§ **Task objective**: Please quote the material exactly, every line of it.

[Stored data]
^^^^^^^^^^^^^^^^

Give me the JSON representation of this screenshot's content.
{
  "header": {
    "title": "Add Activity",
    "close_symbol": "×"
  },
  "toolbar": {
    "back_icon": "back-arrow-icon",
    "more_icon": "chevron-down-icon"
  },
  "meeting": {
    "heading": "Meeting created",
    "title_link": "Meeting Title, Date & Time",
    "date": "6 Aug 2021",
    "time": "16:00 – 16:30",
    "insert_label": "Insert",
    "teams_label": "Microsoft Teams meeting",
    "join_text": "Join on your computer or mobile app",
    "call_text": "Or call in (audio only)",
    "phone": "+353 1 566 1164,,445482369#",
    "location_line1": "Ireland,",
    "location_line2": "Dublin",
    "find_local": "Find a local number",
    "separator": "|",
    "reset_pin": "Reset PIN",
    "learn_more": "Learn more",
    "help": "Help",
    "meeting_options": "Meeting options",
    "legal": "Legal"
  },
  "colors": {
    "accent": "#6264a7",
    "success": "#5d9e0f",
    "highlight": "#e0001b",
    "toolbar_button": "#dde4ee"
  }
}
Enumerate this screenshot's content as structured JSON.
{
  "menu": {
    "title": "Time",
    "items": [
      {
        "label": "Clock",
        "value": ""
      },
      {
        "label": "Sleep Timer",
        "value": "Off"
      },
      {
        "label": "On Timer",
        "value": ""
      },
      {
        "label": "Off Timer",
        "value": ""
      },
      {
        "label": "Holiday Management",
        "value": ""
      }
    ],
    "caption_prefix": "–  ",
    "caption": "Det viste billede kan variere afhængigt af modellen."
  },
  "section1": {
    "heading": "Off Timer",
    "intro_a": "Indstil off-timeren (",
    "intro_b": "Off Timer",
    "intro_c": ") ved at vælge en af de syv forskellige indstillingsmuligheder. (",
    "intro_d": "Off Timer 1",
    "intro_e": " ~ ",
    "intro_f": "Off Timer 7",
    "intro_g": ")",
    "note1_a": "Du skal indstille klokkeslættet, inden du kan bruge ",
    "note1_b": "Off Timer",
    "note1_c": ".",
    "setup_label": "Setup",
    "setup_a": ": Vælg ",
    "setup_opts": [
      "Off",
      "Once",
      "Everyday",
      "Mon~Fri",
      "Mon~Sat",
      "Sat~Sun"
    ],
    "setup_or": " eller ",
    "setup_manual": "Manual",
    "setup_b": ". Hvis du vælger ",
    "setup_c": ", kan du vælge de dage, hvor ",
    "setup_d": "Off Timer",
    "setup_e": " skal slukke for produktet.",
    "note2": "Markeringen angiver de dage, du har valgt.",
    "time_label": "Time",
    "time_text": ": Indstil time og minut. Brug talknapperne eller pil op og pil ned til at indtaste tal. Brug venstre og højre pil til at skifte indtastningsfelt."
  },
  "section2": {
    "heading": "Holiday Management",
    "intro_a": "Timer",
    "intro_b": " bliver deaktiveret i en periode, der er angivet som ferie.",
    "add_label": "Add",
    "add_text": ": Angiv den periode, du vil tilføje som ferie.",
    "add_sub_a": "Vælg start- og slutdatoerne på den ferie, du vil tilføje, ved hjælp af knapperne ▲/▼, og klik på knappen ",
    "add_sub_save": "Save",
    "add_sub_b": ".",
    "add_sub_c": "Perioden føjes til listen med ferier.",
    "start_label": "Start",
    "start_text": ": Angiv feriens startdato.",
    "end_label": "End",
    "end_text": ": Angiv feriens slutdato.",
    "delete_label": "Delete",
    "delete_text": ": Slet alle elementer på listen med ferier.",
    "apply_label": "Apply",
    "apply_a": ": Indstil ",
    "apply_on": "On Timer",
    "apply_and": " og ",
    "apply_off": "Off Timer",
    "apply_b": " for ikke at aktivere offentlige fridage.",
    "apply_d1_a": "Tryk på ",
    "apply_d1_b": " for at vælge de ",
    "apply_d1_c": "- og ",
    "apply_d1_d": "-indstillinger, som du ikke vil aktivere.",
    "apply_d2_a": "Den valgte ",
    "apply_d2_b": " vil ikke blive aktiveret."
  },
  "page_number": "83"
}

^^^^^^^^^^^^^^^^

§ **Written reply**:
Give me the JSON representation of this screenshot's content.
{
  "header": {
    "title": "Add Activity",
    "close_symbol": "×"
  },
  "toolbar": {
    "back_icon": "back-arrow-icon",
    "more_icon": "chevron-down-icon"
  },
  "meeting": {
    "heading": "Meeting created",
    "title_link": "Meeting Title, Date & Time",
    "date": "6 Aug 2021",
    "time": "16:00 – 16:30",
    "insert_label": "Insert",
    "teams_label": "Microsoft Teams meeting",
    "join_text": "Join on your computer or mobile app",
    "call_text": "Or call in (audio only)",
    "phone": "+353 1 566 1164,,445482369#",
    "location_line1": "Ireland,",
    "location_line2": "Dublin",
    "find_local": "Find a local number",
    "separator": "|",
    "reset_pin": "Reset PIN",
    "learn_more": "Learn more",
    "help": "Help",
    "meeting_options": "Meeting options",
    "legal": "Legal"
  },
  "colors": {
    "accent": "#6264a7",
    "success": "#5d9e0f",
    "highlight": "#e0001b",
    "toolbar_button": "#dde4ee"
  }
}
Enumerate this screenshot's content as structured JSON.
{
  "menu": {
    "title": "Time",
    "items": [
      {
        "label": "Clock",
        "value": ""
      },
      {
        "label": "Sleep Timer",
        "value": "Off"
      },
      {
        "label": "On Timer",
        "value": ""
      },
      {
        "label": "Off Timer",
        "value": ""
      },
      {
        "label": "Holiday Management",
        "value": ""
      }
    ],
    "caption_prefix": "–  ",
    "caption": "Det viste billede kan variere afhængigt af modellen."
  },
  "section1": {
    "heading": "Off Timer",
    "intro_a": "Indstil off-timeren (",
    "intro_b": "Off Timer",
    "intro_c": ") ved at vælge en af de syv forskellige indstillingsmuligheder. (",
    "intro_d": "Off Timer 1",
    "intro_e": " ~ ",
    "intro_f": "Off Timer 7",
    "intro_g": ")",
    "note1_a": "Du skal indstille klokkeslættet, inden du kan bruge ",
    "note1_b": "Off Timer",
    "note1_c": ".",
    "setup_label": "Setup",
    "setup_a": ": Vælg ",
    "setup_opts": [
      "Off",
      "Once",
      "Everyday",
      "Mon~Fri",
      "Mon~Sat",
      "Sat~Sun"
    ],
    "setup_or": " eller ",
    "setup_manual": "Manual",
    "setup_b": ". Hvis du vælger ",
    "setup_c": ", kan du vælge de dage, hvor ",
    "setup_d": "Off Timer",
    "setup_e": " skal slukke for produktet.",
    "note2": "Markeringen angiver de dage, du har valgt.",
    "time_label": "Time",
    "time_text": ": Indstil time og minut. Brug talknapperne eller pil op og pil ned til at indtaste tal. Brug venstre og højre pil til at skifte indtastningsfelt."
  },
  "section2": {
    "heading": "Holiday Management",
    "intro_a": "Timer",
    "intro_b": " bliver deaktiveret i en periode, der er angivet som ferie.",
    "add_label": "Add",
    "add_text": ": Angiv den periode, du vil tilføje som ferie.",
    "add_sub_a": "Vælg start- og slutdatoerne på den ferie, du vil tilføje, ved hjælp af knapperne ▲/▼, og klik på knappen ",
    "add_sub_save": "Save",
    "add_sub_b": ".",
    "add_sub_c": "Perioden føjes til listen med ferier.",
    "start_label": "Start",
    "start_text": ": Angiv feriens startdato.",
    "end_label": "End",
    "end_text": ": Angiv feriens slutdato.",
    "delete_label": "Delete",
    "delete_text": ": Slet alle elementer på listen med ferier.",
    "apply_label": "Apply",
    "apply_a": ": Indstil ",
    "apply_on": "On Timer",
    "apply_and": " og ",
    "apply_off": "Off Timer",
    "apply_b": " for ikke at aktivere offentlige fridage.",
    "apply_d1_a": "Tryk på ",
    "apply_d1_b": " for at vælge de ",
    "apply_d1_c": "- og ",
    "apply_d1_d": "-indstillinger, som du ikke vil aktivere.",
    "apply_d2_a": "Den valgte ",
    "apply_d2_b": " vil ikke blive aktiveret."
  },
  "page_number": "83"
}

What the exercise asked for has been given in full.